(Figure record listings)
# # # # #
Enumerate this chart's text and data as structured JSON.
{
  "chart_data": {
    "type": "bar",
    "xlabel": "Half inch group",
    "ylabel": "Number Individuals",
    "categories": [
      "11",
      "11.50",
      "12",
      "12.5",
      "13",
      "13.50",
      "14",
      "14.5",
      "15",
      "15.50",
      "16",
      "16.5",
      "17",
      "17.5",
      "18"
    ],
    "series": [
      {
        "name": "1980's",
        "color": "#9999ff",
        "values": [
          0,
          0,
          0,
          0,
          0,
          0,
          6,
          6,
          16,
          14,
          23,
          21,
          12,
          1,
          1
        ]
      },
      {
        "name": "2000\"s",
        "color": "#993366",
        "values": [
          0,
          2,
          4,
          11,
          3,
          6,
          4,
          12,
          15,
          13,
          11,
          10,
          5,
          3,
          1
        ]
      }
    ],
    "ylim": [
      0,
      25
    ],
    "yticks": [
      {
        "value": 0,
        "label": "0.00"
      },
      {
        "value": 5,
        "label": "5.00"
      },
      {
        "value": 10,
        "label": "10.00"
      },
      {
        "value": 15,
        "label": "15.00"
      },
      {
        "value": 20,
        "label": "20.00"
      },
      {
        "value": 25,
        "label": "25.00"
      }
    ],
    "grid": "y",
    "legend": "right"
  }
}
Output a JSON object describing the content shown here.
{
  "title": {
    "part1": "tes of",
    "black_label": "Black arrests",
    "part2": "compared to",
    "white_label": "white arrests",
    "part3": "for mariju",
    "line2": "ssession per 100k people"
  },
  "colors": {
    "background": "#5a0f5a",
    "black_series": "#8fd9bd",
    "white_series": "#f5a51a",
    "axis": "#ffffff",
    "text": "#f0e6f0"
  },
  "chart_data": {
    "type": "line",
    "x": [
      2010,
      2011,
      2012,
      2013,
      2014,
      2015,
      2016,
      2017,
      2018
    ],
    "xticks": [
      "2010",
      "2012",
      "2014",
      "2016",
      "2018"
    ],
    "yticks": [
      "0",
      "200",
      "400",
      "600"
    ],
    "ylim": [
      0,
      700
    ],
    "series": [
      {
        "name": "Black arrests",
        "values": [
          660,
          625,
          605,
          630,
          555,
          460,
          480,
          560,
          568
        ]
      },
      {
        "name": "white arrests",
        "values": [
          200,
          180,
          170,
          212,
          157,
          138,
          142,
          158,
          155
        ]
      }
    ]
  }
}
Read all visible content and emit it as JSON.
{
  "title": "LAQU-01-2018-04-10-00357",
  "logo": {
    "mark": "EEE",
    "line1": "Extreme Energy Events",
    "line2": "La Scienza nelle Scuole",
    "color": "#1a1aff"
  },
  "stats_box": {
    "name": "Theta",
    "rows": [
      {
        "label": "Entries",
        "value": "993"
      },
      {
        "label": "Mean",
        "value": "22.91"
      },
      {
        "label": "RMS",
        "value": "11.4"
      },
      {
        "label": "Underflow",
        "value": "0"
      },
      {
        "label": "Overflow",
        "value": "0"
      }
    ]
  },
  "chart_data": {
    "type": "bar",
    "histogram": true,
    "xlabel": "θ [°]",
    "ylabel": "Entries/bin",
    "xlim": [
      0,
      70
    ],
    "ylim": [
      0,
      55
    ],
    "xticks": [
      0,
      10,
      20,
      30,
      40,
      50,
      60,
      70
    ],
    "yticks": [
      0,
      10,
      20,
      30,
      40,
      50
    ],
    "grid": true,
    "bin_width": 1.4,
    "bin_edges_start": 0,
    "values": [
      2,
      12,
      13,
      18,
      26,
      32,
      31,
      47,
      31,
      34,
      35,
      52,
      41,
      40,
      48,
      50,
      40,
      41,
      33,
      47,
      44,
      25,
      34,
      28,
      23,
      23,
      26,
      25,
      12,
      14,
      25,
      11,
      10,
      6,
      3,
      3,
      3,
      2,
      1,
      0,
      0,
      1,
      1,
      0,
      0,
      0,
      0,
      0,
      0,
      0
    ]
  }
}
# # # # #
*SHORT EXERCISE:* Retype the material in full. Each word must match.

*FULL OUTPUT:*
Enumerate this chart's text and data as structured JSON.
{
  "chart_data": {
    "type": "bar",
    "xlabel": "Half inch group",
    "ylabel": "Number Individuals",
    "categories": [
      "11",
      "11.50",
      "12",
      "12.5",
      "13",
      "13.50",
      "14",
      "14.5",
      "15",
      "15.50",
      "16",
      "16.5",
      "17",
      "17.5",
      "18"
    ],
    "series": [
      {
        "name": "1980's",
        "color": "#9999ff",
        "values": [
          0,
          0,
          0,
          0,
          0,
          0,
          6,
          6,
          16,
          14,
          23,
          21,
          12,
          1,
          1
        ]
      },
      {
        "name": "2000\"s",
        "color": "#993366",
        "values": [
          0,
          2,
          4,
          11,
          3,
          6,
          4,
          12,
          15,
          13,
          11,
          10,
          5,
          3,
          1
        ]
      }
    ],
    "ylim": [
      0,
      25
    ],
    "yticks": [
      {
        "value": 0,
        "label": "0.00"
      },
      {
        "value": 5,
        "label": "5.00"
      },
      {
        "value": 10,
        "label": "10.00"
      },
      {
        "value": 15,
        "label": "15.00"
      },
      {
        "value": 20,
        "label": "20.00"
      },
      {
        "value": 25,
        "label": "25.00"
      }
    ],
    "grid": "y",
    "legend": "right"
  }
}
Output a JSON object describing the content shown here.
{
  "title": {
    "part1": "tes of",
    "black_label": "Black arrests",
    "part2": "compared to",
    "white_label": "white arrests",
    "part3": "for mariju",
    "line2": "ssession per 100k people"
  },
  "colors": {
    "background": "#5a0f5a",
    "black_series": "#8fd9bd",
    "white_series": "#f5a51a",
    "axis": "#ffffff",
    "text": "#f0e6f0"
  },
  "chart_data": {
    "type": "line",
    "x": [
      2010,
      2011,
      2012,
      2013,
      2014,
      2015,
      2016,
      2017,
      2018
    ],
    "xticks": [
      "2010",
      "2012",
      "2014",
      "2016",
      "2018"
    ],
    "yticks": [
      "0",
      "200",
      "400",
      "600"
    ],
    "ylim": [
      0,
      700
    ],
    "series": [
      {
        "name": "Black arrests",
        "values": [
          660,
          625,
          605,
          630,
          555,
          460,
          480,
          560,
          568
        ]
      },
      {
        "name": "white arrests",
        "values": [
          200,
          180,
          170,
          212,
          157,
          138,
          142,
          158,
          155
        ]
      }
    ]
  }
}
Read all visible content and emit it as JSON.
{
  "title": "LAQU-01-2018-04-10-00357",
  "logo": {
    "mark": "EEE",
    "line1": "Extreme Energy Events",
    "line2": "La Scienza nelle Scuole",
    "color": "#1a1aff"
  },
  "stats_box": {
    "name": "Theta",
    "rows": [
      {
        "label": "Entries",
        "value": "993"
      },
      {
        "label": "Mean",
        "value": "22.91"
      },
      {
        "label": "RMS",
        "value": "11.4"
      },
      {
        "label": "Underflow",
        "value": "0"
      },
      {
        "label": "Overflow",
        "value": "0"
      }
    ]
  },
  "chart_data": {
    "type": "bar",
    "histogram": true,
    "xlabel": "θ [°]",
    "ylabel": "Entries/bin",
    "xlim": [
      0,
      70
    ],
    "ylim": [
      0,
      55
    ],
    "xticks": [
      0,
      10,
      20,
      30,
      40,
      50,
      60,
      70
    ],
    "yticks": [
      0,
      10,
      20,
      30,
      40,
      50
    ],
    "grid": true,
    "bin_width": 1.4,
    "bin_edges_start": 0,
    "values": [
      2,
      12,
      13,
      18,
      26,
      32,
      31,
      47,
      31,
      34,
      35,
      52,
      41,
      40,
      48,
      50,
      40,
      41,
      33,
      47,
      44,
      25,
      34,
      28,
      23,
      23,
      26,
      25,
      12,
      14,
      25,
      11,
      10,
      6,
      3,
      3,
      3,
      2,
      1,
      0,
      0,
      1,
      1,
      0,
      0,
      0,
      0,
      0,
      0,
      0
    ]
  }
}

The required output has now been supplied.